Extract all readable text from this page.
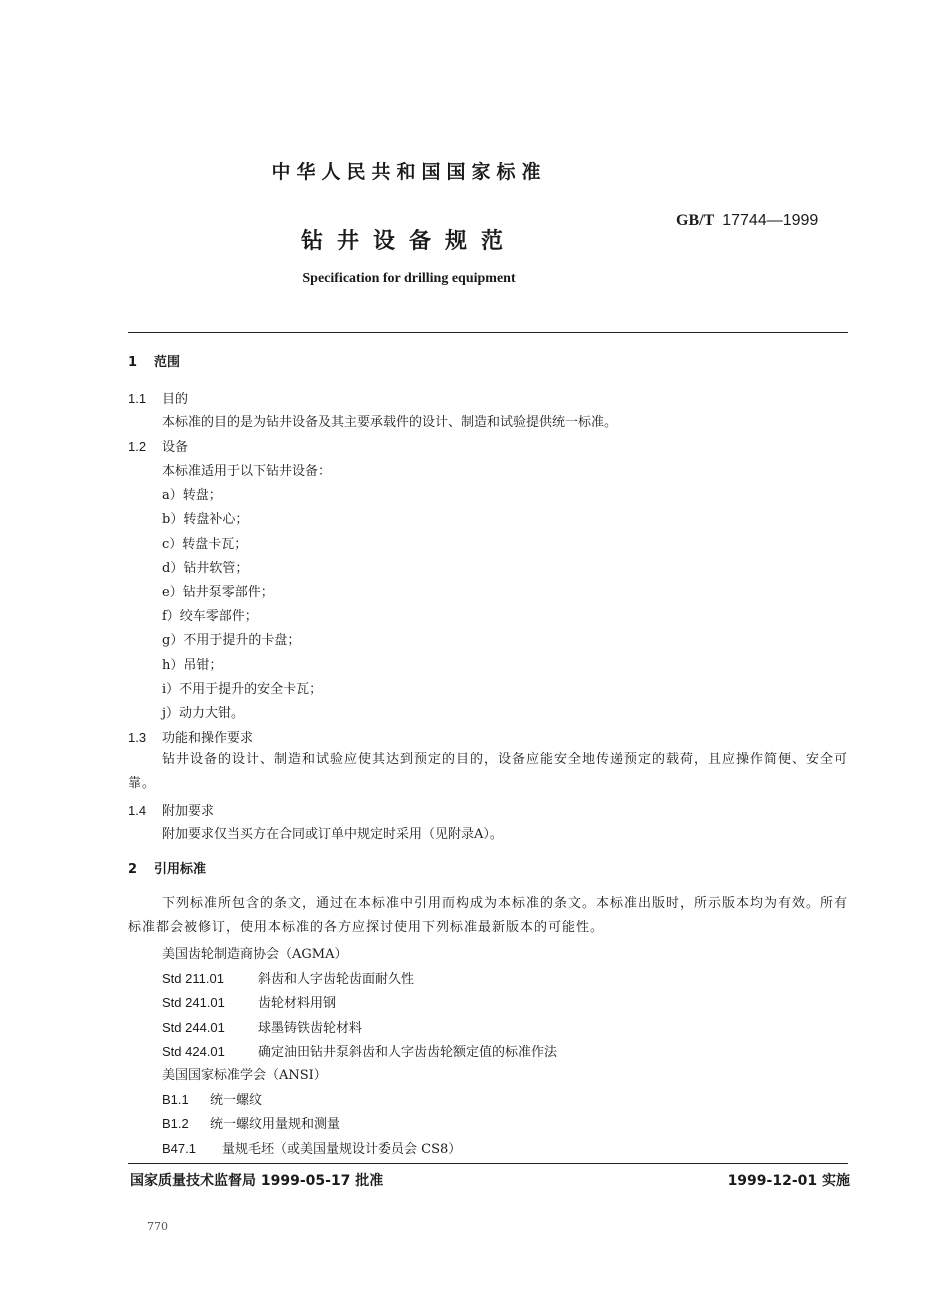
中华人民共和国国家标准
GB/T 17744—1999
钻井设备规范
Specification for drilling equipment
1 范围
1.1 目的
本标准的目的是为钻井设备及其主要承载件的设计、制造和试验提供统一标准。
1.2 设备
本标准适用于以下钻井设备：
a）转盘；
b）转盘补心；
c）转盘卡瓦；
d）钻井软管；
e）钻井泵零部件；
f）绞车零部件；
g）不用于提升的卡盘；
h）吊钳；
i）不用于提升的安全卡瓦；
j）动力大钳。
1.3 功能和操作要求
钻井设备的设计、制造和试验应使其达到预定的目的，设备应能安全地传递预定的载荷，且应操作简便、安全可靠。
1.4 附加要求
附加要求仅当买方在合同或订单中规定时采用（见附录A）。
2 引用标准
下列标准所包含的条文，通过在本标准中引用而构成为本标准的条文。本标准出版时，所示版本均为有效。所有标准都会被修订，使用本标准的各方应探讨使用下列标准最新版本的可能性。
美国齿轮制造商协会（AGMA）
Std 211.01	斜齿和人字齿轮齿面耐久性
Std 241.01	齿轮材料用钢
Std 244.01	球墨铸铁齿轮材料
Std 424.01	确定油田钻井泵斜齿和人字齿齿轮额定值的标准作法
美国国家标准学会（ANSI）
B1.1 统一螺纹
B1.2 统一螺纹用量规和测量
B47.1 量规毛坯（或美国量规设计委员会 CS8）
国家质量技术监督局 1999-05-17 批准	1999-12-01 实施
770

----

REQUIRED WORK: Make an exact reproduction of the listing above, without any pictures.

COMPLETED TASK:
Extract all readable text from this page.
中华人民共和国国家标准
GB/T 17744—1999
钻井设备规范
Specification for drilling equipment
1 范围
1.1 目的
本标准的目的是为钻井设备及其主要承载件的设计、制造和试验提供统一标准。
1.2 设备
本标准适用于以下钻井设备：
a）转盘；
b）转盘补心；
c）转盘卡瓦；
d）钻井软管；
e）钻井泵零部件；
f）绞车零部件；
g）不用于提升的卡盘；
h）吊钳；
i）不用于提升的安全卡瓦；
j）动力大钳。
1.3 功能和操作要求
钻井设备的设计、制造和试验应使其达到预定的目的，设备应能安全地传递预定的载荷，且应操作简便、安全可靠。
1.4 附加要求
附加要求仅当买方在合同或订单中规定时采用（见附录A）。
2 引用标准
下列标准所包含的条文，通过在本标准中引用而构成为本标准的条文。本标准出版时，所示版本均为有效。所有标准都会被修订，使用本标准的各方应探讨使用下列标准最新版本的可能性。
美国齿轮制造商协会（AGMA）
Std 211.01	斜齿和人字齿轮齿面耐久性
Std 241.01	齿轮材料用钢
Std 244.01	球墨铸铁齿轮材料
Std 424.01	确定油田钻井泵斜齿和人字齿齿轮额定值的标准作法
美国国家标准学会（ANSI）
B1.1 统一螺纹
B1.2 统一螺纹用量规和测量
B47.1 量规毛坯（或美国量规设计委员会 CS8）
国家质量技术监督局 1999-05-17 批准	1999-12-01 实施
770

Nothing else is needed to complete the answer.